## [What to produce]
Give only the number of lines that hold the word "data".

## [Provided material]

------------------------------------------------

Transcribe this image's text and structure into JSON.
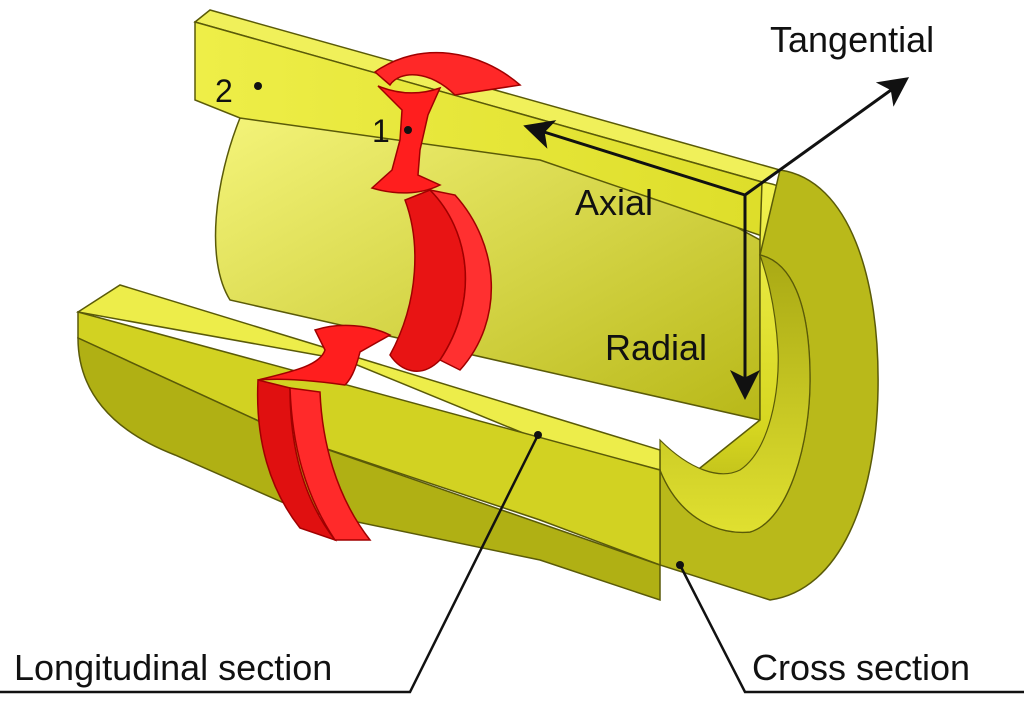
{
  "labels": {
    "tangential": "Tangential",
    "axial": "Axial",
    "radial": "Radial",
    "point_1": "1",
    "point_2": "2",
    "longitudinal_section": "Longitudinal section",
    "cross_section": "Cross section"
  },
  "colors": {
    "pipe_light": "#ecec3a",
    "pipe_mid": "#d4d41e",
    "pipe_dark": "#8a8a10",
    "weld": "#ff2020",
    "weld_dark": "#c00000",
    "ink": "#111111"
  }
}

------------------------------------------------

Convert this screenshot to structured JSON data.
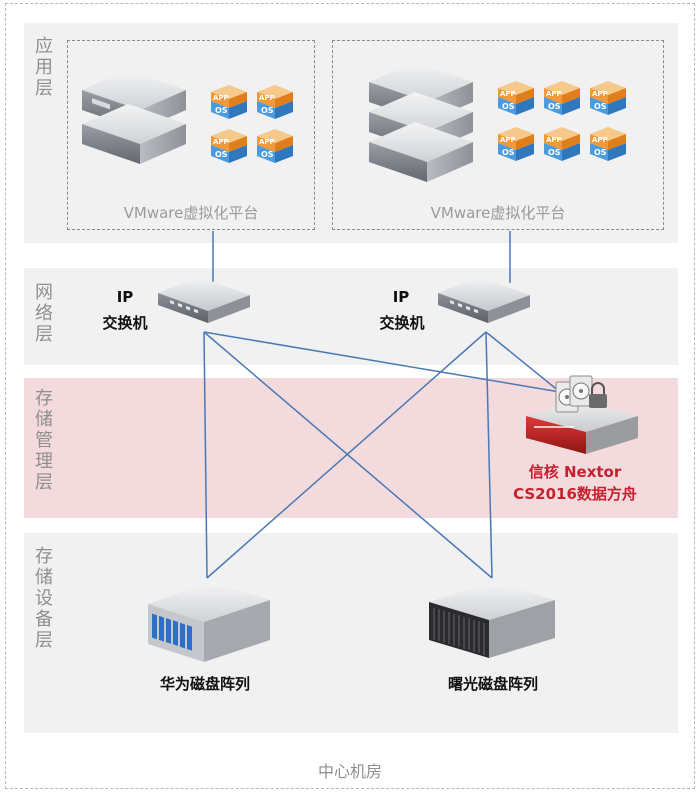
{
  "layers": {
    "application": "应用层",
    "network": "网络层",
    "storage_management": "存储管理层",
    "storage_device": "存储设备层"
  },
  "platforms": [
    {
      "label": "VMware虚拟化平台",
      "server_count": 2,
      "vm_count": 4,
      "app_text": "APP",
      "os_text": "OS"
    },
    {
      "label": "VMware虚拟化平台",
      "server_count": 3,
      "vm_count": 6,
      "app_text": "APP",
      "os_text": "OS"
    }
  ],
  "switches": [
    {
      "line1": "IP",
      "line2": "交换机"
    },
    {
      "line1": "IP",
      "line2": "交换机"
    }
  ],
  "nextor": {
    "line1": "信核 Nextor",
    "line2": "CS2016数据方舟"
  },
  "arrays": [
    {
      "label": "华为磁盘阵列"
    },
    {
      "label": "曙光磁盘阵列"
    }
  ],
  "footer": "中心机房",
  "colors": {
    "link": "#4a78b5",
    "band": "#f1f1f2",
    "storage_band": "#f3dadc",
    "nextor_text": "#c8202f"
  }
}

------------------------------------------------

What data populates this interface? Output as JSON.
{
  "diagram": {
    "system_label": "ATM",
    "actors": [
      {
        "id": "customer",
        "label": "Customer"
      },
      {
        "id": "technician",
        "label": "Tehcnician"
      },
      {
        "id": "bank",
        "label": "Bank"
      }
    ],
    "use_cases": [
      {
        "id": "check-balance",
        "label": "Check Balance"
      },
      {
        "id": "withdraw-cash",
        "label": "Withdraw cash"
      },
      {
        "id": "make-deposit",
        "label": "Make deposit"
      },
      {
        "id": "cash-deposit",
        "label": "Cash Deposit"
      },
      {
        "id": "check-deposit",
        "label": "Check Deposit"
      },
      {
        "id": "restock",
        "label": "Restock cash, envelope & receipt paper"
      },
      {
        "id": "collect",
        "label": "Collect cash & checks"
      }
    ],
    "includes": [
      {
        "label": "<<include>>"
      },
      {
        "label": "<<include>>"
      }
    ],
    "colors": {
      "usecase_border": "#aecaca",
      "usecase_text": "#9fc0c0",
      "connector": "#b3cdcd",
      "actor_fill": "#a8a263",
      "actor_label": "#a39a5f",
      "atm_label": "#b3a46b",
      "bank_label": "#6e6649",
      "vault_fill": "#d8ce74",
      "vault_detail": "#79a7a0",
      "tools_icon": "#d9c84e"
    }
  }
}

------------------------------------------------

## [Full solution]
2